— Entries with figure data —
---*---

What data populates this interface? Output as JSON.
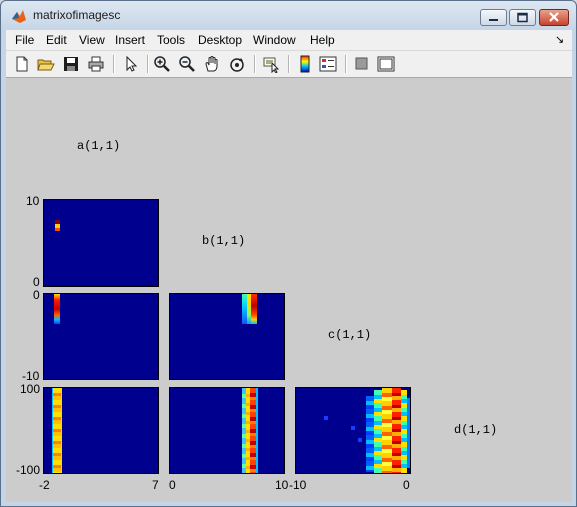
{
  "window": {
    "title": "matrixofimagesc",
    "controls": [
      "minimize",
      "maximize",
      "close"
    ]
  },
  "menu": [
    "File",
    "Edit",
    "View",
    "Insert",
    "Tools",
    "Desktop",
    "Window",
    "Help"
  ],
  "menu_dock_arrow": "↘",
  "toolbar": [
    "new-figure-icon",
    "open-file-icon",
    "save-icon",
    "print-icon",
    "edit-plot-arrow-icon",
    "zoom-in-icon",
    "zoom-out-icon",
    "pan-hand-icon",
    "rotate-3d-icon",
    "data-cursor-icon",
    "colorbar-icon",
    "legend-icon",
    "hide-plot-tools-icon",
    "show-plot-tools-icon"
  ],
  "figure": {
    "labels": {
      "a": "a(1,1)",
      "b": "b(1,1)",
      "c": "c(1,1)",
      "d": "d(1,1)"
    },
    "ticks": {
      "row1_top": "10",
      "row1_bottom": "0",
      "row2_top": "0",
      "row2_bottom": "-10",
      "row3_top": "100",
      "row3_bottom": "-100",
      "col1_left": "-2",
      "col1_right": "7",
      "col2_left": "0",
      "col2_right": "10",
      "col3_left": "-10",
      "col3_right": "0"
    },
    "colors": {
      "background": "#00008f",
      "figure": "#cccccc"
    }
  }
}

---*---

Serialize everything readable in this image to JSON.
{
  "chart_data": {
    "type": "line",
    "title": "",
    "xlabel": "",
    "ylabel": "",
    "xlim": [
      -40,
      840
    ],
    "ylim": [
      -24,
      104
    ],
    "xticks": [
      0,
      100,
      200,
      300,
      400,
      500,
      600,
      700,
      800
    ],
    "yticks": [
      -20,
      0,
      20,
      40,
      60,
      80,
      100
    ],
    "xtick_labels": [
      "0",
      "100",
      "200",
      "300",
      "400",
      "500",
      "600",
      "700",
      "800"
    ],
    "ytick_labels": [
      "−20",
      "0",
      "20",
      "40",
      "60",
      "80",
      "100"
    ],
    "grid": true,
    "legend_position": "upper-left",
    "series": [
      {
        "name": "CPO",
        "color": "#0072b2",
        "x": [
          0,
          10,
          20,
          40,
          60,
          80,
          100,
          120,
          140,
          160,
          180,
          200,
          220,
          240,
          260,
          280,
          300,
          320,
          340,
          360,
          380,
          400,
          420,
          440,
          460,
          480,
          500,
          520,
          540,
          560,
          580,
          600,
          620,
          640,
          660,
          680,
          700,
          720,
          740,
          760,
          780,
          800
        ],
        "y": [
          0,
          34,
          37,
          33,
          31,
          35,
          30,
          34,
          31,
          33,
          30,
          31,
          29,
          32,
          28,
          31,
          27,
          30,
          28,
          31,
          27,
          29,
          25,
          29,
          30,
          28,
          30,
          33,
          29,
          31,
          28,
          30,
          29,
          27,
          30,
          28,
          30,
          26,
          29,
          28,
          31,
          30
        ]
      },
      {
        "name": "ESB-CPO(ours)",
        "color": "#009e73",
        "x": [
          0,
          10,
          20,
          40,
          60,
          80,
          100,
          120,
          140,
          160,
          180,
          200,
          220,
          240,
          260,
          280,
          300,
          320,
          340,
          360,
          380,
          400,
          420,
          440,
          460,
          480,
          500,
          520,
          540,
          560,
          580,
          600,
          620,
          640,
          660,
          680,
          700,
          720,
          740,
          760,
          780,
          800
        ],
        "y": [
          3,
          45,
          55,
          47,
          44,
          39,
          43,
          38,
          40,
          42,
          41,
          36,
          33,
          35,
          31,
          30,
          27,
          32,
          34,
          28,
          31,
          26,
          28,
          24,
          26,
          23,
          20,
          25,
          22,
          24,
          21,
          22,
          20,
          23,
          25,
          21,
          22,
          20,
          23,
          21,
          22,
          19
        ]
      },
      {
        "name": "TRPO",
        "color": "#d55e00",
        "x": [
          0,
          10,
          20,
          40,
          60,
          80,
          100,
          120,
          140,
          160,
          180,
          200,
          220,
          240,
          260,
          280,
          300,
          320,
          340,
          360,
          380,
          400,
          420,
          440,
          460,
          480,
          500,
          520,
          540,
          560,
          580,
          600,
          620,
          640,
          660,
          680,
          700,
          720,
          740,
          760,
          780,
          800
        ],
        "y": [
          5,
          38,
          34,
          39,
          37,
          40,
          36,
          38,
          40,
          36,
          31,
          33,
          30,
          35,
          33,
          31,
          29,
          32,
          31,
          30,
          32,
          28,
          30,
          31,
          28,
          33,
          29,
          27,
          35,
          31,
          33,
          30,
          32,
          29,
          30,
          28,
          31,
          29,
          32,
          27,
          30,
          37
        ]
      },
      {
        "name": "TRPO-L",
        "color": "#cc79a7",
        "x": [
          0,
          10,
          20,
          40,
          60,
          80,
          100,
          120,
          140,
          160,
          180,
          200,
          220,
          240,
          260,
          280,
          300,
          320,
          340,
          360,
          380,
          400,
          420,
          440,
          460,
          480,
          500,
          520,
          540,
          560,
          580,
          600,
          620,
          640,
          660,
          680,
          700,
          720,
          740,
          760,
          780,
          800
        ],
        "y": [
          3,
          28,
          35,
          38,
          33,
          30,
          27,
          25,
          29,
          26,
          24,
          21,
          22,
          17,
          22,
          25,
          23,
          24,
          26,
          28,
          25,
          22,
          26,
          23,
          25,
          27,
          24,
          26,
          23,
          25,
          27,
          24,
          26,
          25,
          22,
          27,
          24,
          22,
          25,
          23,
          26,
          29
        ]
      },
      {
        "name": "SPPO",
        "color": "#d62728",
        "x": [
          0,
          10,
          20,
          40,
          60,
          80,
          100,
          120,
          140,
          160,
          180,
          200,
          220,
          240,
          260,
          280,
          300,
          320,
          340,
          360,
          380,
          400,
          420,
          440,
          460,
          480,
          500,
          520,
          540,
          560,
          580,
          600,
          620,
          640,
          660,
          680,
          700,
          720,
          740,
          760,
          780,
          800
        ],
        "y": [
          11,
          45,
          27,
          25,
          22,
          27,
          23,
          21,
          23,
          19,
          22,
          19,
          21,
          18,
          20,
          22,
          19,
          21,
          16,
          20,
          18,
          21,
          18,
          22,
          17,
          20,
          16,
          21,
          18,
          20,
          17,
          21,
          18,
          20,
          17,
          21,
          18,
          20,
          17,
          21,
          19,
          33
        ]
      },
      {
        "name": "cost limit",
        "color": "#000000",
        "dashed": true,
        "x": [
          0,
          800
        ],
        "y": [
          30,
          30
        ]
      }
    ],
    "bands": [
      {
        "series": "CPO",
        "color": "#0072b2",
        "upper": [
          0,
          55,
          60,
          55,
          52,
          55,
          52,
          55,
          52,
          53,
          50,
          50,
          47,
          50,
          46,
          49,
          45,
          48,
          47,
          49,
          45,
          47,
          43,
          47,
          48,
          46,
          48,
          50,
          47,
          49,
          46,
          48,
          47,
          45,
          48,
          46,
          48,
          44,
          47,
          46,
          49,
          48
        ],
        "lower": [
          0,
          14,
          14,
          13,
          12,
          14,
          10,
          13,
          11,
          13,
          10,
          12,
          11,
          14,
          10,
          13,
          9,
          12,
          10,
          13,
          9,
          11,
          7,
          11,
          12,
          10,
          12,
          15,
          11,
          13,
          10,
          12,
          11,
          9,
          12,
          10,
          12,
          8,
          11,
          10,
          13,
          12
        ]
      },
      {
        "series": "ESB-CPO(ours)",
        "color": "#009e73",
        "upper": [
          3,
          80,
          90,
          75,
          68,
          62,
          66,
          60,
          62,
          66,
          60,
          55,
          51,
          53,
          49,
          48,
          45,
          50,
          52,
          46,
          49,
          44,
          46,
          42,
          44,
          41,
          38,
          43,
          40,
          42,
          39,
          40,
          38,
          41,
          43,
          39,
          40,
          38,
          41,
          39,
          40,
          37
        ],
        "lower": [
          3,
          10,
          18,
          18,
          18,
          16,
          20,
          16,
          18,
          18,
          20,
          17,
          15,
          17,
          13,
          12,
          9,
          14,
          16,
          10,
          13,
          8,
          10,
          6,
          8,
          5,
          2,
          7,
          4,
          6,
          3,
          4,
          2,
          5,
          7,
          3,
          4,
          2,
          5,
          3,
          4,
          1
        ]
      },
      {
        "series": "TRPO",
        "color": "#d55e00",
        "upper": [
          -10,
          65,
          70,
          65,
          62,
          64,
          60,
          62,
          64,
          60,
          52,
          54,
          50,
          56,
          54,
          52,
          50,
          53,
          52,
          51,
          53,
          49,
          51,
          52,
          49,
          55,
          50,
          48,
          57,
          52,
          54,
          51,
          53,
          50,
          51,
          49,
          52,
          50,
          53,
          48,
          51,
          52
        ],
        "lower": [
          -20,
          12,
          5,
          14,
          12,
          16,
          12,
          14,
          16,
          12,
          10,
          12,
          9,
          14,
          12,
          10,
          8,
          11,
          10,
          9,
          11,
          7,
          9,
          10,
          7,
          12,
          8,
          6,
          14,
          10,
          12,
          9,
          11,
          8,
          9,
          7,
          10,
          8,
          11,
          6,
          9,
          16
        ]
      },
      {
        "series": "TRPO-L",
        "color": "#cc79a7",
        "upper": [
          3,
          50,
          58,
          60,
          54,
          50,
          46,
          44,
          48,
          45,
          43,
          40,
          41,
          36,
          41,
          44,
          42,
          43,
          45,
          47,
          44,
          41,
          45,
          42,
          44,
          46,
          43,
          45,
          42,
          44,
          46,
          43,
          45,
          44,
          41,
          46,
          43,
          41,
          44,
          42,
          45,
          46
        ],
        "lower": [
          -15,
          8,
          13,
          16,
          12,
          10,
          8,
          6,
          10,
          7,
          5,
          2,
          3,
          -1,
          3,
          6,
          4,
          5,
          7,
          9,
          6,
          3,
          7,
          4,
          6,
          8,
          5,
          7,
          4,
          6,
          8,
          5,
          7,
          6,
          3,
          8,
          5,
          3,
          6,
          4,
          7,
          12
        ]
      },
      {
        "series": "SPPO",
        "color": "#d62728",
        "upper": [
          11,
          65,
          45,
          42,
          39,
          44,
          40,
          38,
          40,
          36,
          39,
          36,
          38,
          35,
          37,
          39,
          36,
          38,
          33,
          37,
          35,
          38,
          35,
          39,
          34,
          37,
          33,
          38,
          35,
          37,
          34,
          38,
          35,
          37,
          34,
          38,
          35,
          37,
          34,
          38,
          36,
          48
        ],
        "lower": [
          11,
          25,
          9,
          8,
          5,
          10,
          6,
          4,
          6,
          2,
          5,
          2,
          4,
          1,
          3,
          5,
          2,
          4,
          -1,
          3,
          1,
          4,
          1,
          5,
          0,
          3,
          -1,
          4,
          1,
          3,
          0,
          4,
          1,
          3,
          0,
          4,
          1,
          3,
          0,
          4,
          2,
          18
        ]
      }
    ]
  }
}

---*---

— Exercise —
Search the entries for "name" and copy out each line that has it.

— Finished answer —
        "name": "CPO",
        "name": "ESB-CPO(ours)",
        "name": "TRPO",
        "name": "TRPO-L",
        "name": "SPPO",
        "name": "cost limit",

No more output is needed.